# [Available data]
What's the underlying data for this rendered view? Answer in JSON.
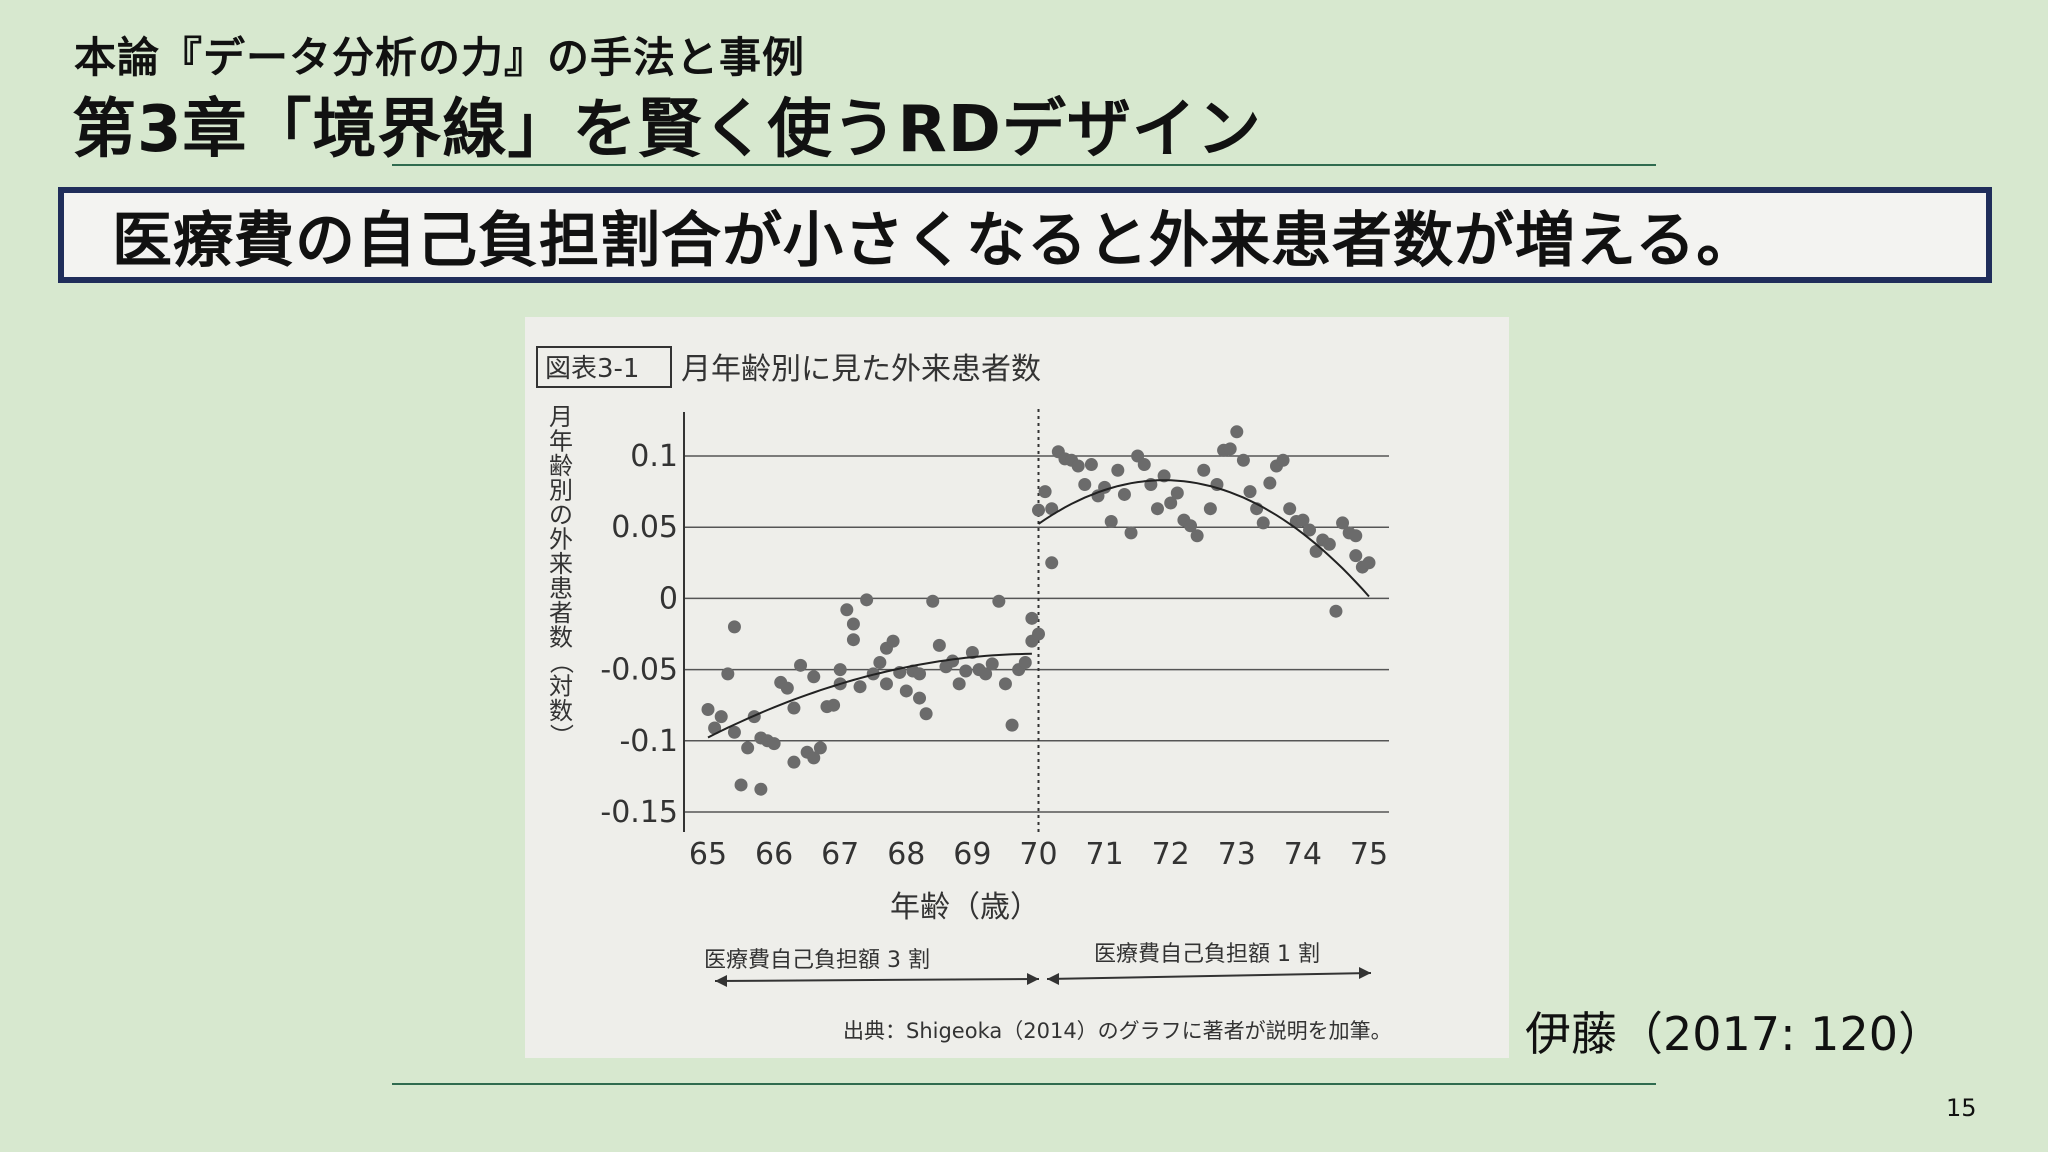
{
  "slide": {
    "subtitle": "本論『データ分析の力』の手法と事例",
    "title": "第3章「境界線」を賢く使うRDデザイン",
    "banner": "医療費の自己負担割合が小さくなると外来患者数が増える。",
    "citation": "伊藤（2017: 120）",
    "page_number": "15"
  },
  "figure": {
    "label": "図表3-1",
    "caption": "月年齢別に見た外来患者数",
    "ylabel": "月年齢別の外来患者数（対数）",
    "xlabel": "年齢（歳）",
    "left_note": "医療費自己負担額 3 割",
    "right_note": "医療費自己負担額 1 割",
    "source": "出典：Shigeoka（2014）のグラフに著者が説明を加筆。"
  },
  "chart_data": {
    "type": "scatter",
    "xlim": [
      65,
      75
    ],
    "ylim": [
      -0.15,
      0.1
    ],
    "x_ticks": [
      "65",
      "66",
      "67",
      "68",
      "69",
      "70",
      "71",
      "72",
      "73",
      "74",
      "75"
    ],
    "y_ticks": [
      "0.1",
      "0.05",
      "0",
      "-0.05",
      "-0.1",
      "-0.15"
    ],
    "y_tick_values": [
      0.1,
      0.05,
      0,
      -0.05,
      -0.1,
      -0.15
    ],
    "grid": "horizontal",
    "cutoff": 70,
    "points": [
      [
        65.0,
        -0.078
      ],
      [
        65.1,
        -0.091
      ],
      [
        65.2,
        -0.083
      ],
      [
        65.3,
        -0.053
      ],
      [
        65.4,
        -0.094
      ],
      [
        65.4,
        -0.02
      ],
      [
        65.5,
        -0.131
      ],
      [
        65.6,
        -0.105
      ],
      [
        65.7,
        -0.083
      ],
      [
        65.8,
        -0.134
      ],
      [
        65.8,
        -0.098
      ],
      [
        65.9,
        -0.1
      ],
      [
        66.0,
        -0.102
      ],
      [
        66.1,
        -0.059
      ],
      [
        66.2,
        -0.063
      ],
      [
        66.3,
        -0.115
      ],
      [
        66.3,
        -0.077
      ],
      [
        66.4,
        -0.047
      ],
      [
        66.5,
        -0.108
      ],
      [
        66.6,
        -0.112
      ],
      [
        66.6,
        -0.055
      ],
      [
        66.7,
        -0.105
      ],
      [
        66.8,
        -0.076
      ],
      [
        66.9,
        -0.075
      ],
      [
        67.0,
        -0.06
      ],
      [
        67.0,
        -0.05
      ],
      [
        67.1,
        -0.008
      ],
      [
        67.2,
        -0.018
      ],
      [
        67.2,
        -0.029
      ],
      [
        67.3,
        -0.062
      ],
      [
        67.4,
        -0.001
      ],
      [
        67.5,
        -0.053
      ],
      [
        67.6,
        -0.045
      ],
      [
        67.7,
        -0.035
      ],
      [
        67.7,
        -0.06
      ],
      [
        67.8,
        -0.03
      ],
      [
        67.9,
        -0.052
      ],
      [
        68.0,
        -0.065
      ],
      [
        68.1,
        -0.051
      ],
      [
        68.2,
        -0.07
      ],
      [
        68.2,
        -0.053
      ],
      [
        68.3,
        -0.081
      ],
      [
        68.4,
        -0.002
      ],
      [
        68.5,
        -0.033
      ],
      [
        68.6,
        -0.048
      ],
      [
        68.7,
        -0.044
      ],
      [
        68.8,
        -0.06
      ],
      [
        68.9,
        -0.051
      ],
      [
        69.0,
        -0.038
      ],
      [
        69.1,
        -0.05
      ],
      [
        69.2,
        -0.053
      ],
      [
        69.3,
        -0.046
      ],
      [
        69.4,
        -0.002
      ],
      [
        69.5,
        -0.06
      ],
      [
        69.6,
        -0.089
      ],
      [
        69.7,
        -0.05
      ],
      [
        69.8,
        -0.045
      ],
      [
        69.9,
        -0.014
      ],
      [
        69.9,
        -0.03
      ],
      [
        70.0,
        -0.025
      ],
      [
        70.0,
        0.062
      ],
      [
        70.1,
        0.075
      ],
      [
        70.2,
        0.063
      ],
      [
        70.2,
        0.025
      ],
      [
        70.3,
        0.103
      ],
      [
        70.4,
        0.098
      ],
      [
        70.5,
        0.097
      ],
      [
        70.6,
        0.093
      ],
      [
        70.7,
        0.08
      ],
      [
        70.8,
        0.094
      ],
      [
        70.9,
        0.072
      ],
      [
        71.0,
        0.078
      ],
      [
        71.1,
        0.054
      ],
      [
        71.2,
        0.09
      ],
      [
        71.3,
        0.073
      ],
      [
        71.4,
        0.046
      ],
      [
        71.5,
        0.1
      ],
      [
        71.6,
        0.094
      ],
      [
        71.7,
        0.08
      ],
      [
        71.8,
        0.063
      ],
      [
        71.9,
        0.086
      ],
      [
        72.0,
        0.067
      ],
      [
        72.1,
        0.074
      ],
      [
        72.2,
        0.055
      ],
      [
        72.3,
        0.051
      ],
      [
        72.4,
        0.044
      ],
      [
        72.5,
        0.09
      ],
      [
        72.6,
        0.063
      ],
      [
        72.7,
        0.08
      ],
      [
        72.8,
        0.104
      ],
      [
        72.9,
        0.105
      ],
      [
        73.0,
        0.117
      ],
      [
        73.1,
        0.097
      ],
      [
        73.2,
        0.075
      ],
      [
        73.3,
        0.063
      ],
      [
        73.4,
        0.053
      ],
      [
        73.5,
        0.081
      ],
      [
        73.6,
        0.093
      ],
      [
        73.7,
        0.097
      ],
      [
        73.8,
        0.063
      ],
      [
        73.9,
        0.054
      ],
      [
        74.0,
        0.055
      ],
      [
        74.1,
        0.048
      ],
      [
        74.2,
        0.033
      ],
      [
        74.3,
        0.041
      ],
      [
        74.4,
        0.038
      ],
      [
        74.5,
        -0.009
      ],
      [
        74.6,
        0.053
      ],
      [
        74.7,
        0.046
      ],
      [
        74.8,
        0.044
      ],
      [
        74.8,
        0.03
      ],
      [
        74.9,
        0.022
      ],
      [
        75.0,
        0.025
      ]
    ],
    "fit_left": {
      "a": -0.0389,
      "b": 0.0,
      "c": -0.00235,
      "vertex": 70.0
    },
    "fit_right": {
      "a": 0.083,
      "c": -0.0085,
      "vertex": 71.9
    }
  },
  "colors": {
    "background": "#d7e8cf",
    "banner_border": "#1f2d5a",
    "rule": "#2f6b4f",
    "points": "#6b6b6b"
  }
}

# [Exercise]
Your task is to set down the records shown above exactly, minus any pictures.

# [The solution]
What's the underlying data for this rendered view? Answer in JSON.
{
  "slide": {
    "subtitle": "本論『データ分析の力』の手法と事例",
    "title": "第3章「境界線」を賢く使うRDデザイン",
    "banner": "医療費の自己負担割合が小さくなると外来患者数が増える。",
    "citation": "伊藤（2017: 120）",
    "page_number": "15"
  },
  "figure": {
    "label": "図表3-1",
    "caption": "月年齢別に見た外来患者数",
    "ylabel": "月年齢別の外来患者数（対数）",
    "xlabel": "年齢（歳）",
    "left_note": "医療費自己負担額 3 割",
    "right_note": "医療費自己負担額 1 割",
    "source": "出典：Shigeoka（2014）のグラフに著者が説明を加筆。"
  },
  "chart_data": {
    "type": "scatter",
    "xlim": [
      65,
      75
    ],
    "ylim": [
      -0.15,
      0.1
    ],
    "x_ticks": [
      "65",
      "66",
      "67",
      "68",
      "69",
      "70",
      "71",
      "72",
      "73",
      "74",
      "75"
    ],
    "y_ticks": [
      "0.1",
      "0.05",
      "0",
      "-0.05",
      "-0.1",
      "-0.15"
    ],
    "y_tick_values": [
      0.1,
      0.05,
      0,
      -0.05,
      -0.1,
      -0.15
    ],
    "grid": "horizontal",
    "cutoff": 70,
    "points": [
      [
        65.0,
        -0.078
      ],
      [
        65.1,
        -0.091
      ],
      [
        65.2,
        -0.083
      ],
      [
        65.3,
        -0.053
      ],
      [
        65.4,
        -0.094
      ],
      [
        65.4,
        -0.02
      ],
      [
        65.5,
        -0.131
      ],
      [
        65.6,
        -0.105
      ],
      [
        65.7,
        -0.083
      ],
      [
        65.8,
        -0.134
      ],
      [
        65.8,
        -0.098
      ],
      [
        65.9,
        -0.1
      ],
      [
        66.0,
        -0.102
      ],
      [
        66.1,
        -0.059
      ],
      [
        66.2,
        -0.063
      ],
      [
        66.3,
        -0.115
      ],
      [
        66.3,
        -0.077
      ],
      [
        66.4,
        -0.047
      ],
      [
        66.5,
        -0.108
      ],
      [
        66.6,
        -0.112
      ],
      [
        66.6,
        -0.055
      ],
      [
        66.7,
        -0.105
      ],
      [
        66.8,
        -0.076
      ],
      [
        66.9,
        -0.075
      ],
      [
        67.0,
        -0.06
      ],
      [
        67.0,
        -0.05
      ],
      [
        67.1,
        -0.008
      ],
      [
        67.2,
        -0.018
      ],
      [
        67.2,
        -0.029
      ],
      [
        67.3,
        -0.062
      ],
      [
        67.4,
        -0.001
      ],
      [
        67.5,
        -0.053
      ],
      [
        67.6,
        -0.045
      ],
      [
        67.7,
        -0.035
      ],
      [
        67.7,
        -0.06
      ],
      [
        67.8,
        -0.03
      ],
      [
        67.9,
        -0.052
      ],
      [
        68.0,
        -0.065
      ],
      [
        68.1,
        -0.051
      ],
      [
        68.2,
        -0.07
      ],
      [
        68.2,
        -0.053
      ],
      [
        68.3,
        -0.081
      ],
      [
        68.4,
        -0.002
      ],
      [
        68.5,
        -0.033
      ],
      [
        68.6,
        -0.048
      ],
      [
        68.7,
        -0.044
      ],
      [
        68.8,
        -0.06
      ],
      [
        68.9,
        -0.051
      ],
      [
        69.0,
        -0.038
      ],
      [
        69.1,
        -0.05
      ],
      [
        69.2,
        -0.053
      ],
      [
        69.3,
        -0.046
      ],
      [
        69.4,
        -0.002
      ],
      [
        69.5,
        -0.06
      ],
      [
        69.6,
        -0.089
      ],
      [
        69.7,
        -0.05
      ],
      [
        69.8,
        -0.045
      ],
      [
        69.9,
        -0.014
      ],
      [
        69.9,
        -0.03
      ],
      [
        70.0,
        -0.025
      ],
      [
        70.0,
        0.062
      ],
      [
        70.1,
        0.075
      ],
      [
        70.2,
        0.063
      ],
      [
        70.2,
        0.025
      ],
      [
        70.3,
        0.103
      ],
      [
        70.4,
        0.098
      ],
      [
        70.5,
        0.097
      ],
      [
        70.6,
        0.093
      ],
      [
        70.7,
        0.08
      ],
      [
        70.8,
        0.094
      ],
      [
        70.9,
        0.072
      ],
      [
        71.0,
        0.078
      ],
      [
        71.1,
        0.054
      ],
      [
        71.2,
        0.09
      ],
      [
        71.3,
        0.073
      ],
      [
        71.4,
        0.046
      ],
      [
        71.5,
        0.1
      ],
      [
        71.6,
        0.094
      ],
      [
        71.7,
        0.08
      ],
      [
        71.8,
        0.063
      ],
      [
        71.9,
        0.086
      ],
      [
        72.0,
        0.067
      ],
      [
        72.1,
        0.074
      ],
      [
        72.2,
        0.055
      ],
      [
        72.3,
        0.051
      ],
      [
        72.4,
        0.044
      ],
      [
        72.5,
        0.09
      ],
      [
        72.6,
        0.063
      ],
      [
        72.7,
        0.08
      ],
      [
        72.8,
        0.104
      ],
      [
        72.9,
        0.105
      ],
      [
        73.0,
        0.117
      ],
      [
        73.1,
        0.097
      ],
      [
        73.2,
        0.075
      ],
      [
        73.3,
        0.063
      ],
      [
        73.4,
        0.053
      ],
      [
        73.5,
        0.081
      ],
      [
        73.6,
        0.093
      ],
      [
        73.7,
        0.097
      ],
      [
        73.8,
        0.063
      ],
      [
        73.9,
        0.054
      ],
      [
        74.0,
        0.055
      ],
      [
        74.1,
        0.048
      ],
      [
        74.2,
        0.033
      ],
      [
        74.3,
        0.041
      ],
      [
        74.4,
        0.038
      ],
      [
        74.5,
        -0.009
      ],
      [
        74.6,
        0.053
      ],
      [
        74.7,
        0.046
      ],
      [
        74.8,
        0.044
      ],
      [
        74.8,
        0.03
      ],
      [
        74.9,
        0.022
      ],
      [
        75.0,
        0.025
      ]
    ],
    "fit_left": {
      "a": -0.0389,
      "b": 0.0,
      "c": -0.00235,
      "vertex": 70.0
    },
    "fit_right": {
      "a": 0.083,
      "c": -0.0085,
      "vertex": 71.9
    }
  },
  "colors": {
    "background": "#d7e8cf",
    "banner_border": "#1f2d5a",
    "rule": "#2f6b4f",
    "points": "#6b6b6b"
  }
}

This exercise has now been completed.